» YOUR INSTRUCTIONS:
Recast each line from the start of the records through the line containing "watermark-text: 老虎社区 <box>942", inclusive, as a JSON list of strings, one string per line and no blank lines.
— Start of DATA ROWS —
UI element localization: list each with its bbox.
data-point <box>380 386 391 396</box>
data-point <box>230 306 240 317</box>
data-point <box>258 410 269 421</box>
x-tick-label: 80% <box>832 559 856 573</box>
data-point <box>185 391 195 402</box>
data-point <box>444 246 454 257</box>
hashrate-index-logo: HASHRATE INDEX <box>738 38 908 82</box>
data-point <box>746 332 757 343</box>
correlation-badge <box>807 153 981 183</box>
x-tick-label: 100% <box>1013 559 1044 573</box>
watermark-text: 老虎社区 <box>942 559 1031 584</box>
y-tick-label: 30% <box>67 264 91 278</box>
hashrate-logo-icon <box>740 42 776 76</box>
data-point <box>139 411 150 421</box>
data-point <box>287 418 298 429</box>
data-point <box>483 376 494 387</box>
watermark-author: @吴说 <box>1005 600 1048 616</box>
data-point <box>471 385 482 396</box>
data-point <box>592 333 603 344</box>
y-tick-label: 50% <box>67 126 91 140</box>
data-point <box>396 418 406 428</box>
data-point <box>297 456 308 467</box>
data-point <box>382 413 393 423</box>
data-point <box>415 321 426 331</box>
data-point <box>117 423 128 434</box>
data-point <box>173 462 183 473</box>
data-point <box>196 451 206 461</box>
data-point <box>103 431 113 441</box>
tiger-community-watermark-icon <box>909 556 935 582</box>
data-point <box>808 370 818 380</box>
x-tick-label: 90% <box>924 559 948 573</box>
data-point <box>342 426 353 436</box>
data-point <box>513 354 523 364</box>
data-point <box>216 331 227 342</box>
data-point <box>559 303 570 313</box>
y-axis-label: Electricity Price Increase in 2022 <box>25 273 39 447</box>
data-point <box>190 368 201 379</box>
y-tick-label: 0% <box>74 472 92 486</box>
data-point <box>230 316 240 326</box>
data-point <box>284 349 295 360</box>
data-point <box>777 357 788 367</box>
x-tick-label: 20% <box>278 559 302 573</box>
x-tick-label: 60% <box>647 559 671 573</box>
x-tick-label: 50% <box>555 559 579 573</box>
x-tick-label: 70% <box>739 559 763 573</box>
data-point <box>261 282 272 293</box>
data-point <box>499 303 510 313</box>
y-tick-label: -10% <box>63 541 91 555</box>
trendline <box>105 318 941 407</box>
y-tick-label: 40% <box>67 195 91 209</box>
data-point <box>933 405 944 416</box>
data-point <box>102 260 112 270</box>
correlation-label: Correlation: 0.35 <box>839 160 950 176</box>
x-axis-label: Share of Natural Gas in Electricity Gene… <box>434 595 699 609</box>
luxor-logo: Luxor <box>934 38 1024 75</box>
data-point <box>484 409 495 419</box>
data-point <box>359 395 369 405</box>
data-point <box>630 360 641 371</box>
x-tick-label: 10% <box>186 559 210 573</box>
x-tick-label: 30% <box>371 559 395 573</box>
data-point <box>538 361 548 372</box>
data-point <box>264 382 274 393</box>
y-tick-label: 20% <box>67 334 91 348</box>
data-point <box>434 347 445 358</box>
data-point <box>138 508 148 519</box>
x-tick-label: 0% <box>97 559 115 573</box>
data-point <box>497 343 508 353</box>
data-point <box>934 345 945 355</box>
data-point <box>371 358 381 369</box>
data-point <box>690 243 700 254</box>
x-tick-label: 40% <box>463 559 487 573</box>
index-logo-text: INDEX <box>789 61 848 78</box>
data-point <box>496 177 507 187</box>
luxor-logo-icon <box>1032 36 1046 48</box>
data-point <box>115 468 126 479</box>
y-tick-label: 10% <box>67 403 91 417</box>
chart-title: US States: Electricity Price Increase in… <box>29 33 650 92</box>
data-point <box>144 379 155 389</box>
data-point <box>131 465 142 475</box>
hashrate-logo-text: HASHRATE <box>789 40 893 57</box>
— End of DATA ROWS —
» RESPONSE TO THIS TASK:
[
  "UI element localization: list each with its bbox.",
  "data-point <box>380 386 391 396</box>",
  "data-point <box>230 306 240 317</box>",
  "data-point <box>258 410 269 421</box>",
  "x-tick-label: 80% <box>832 559 856 573</box>",
  "data-point <box>185 391 195 402</box>",
  "data-point <box>444 246 454 257</box>",
  "hashrate-index-logo: HASHRATE INDEX <box>738 38 908 82</box>",
  "data-point <box>746 332 757 343</box>",
  "correlation-badge <box>807 153 981 183</box>",
  "x-tick-label: 100% <box>1013 559 1044 573</box>",
  "watermark-text: 老虎社区 <box>942 559 1031 584</box>"
]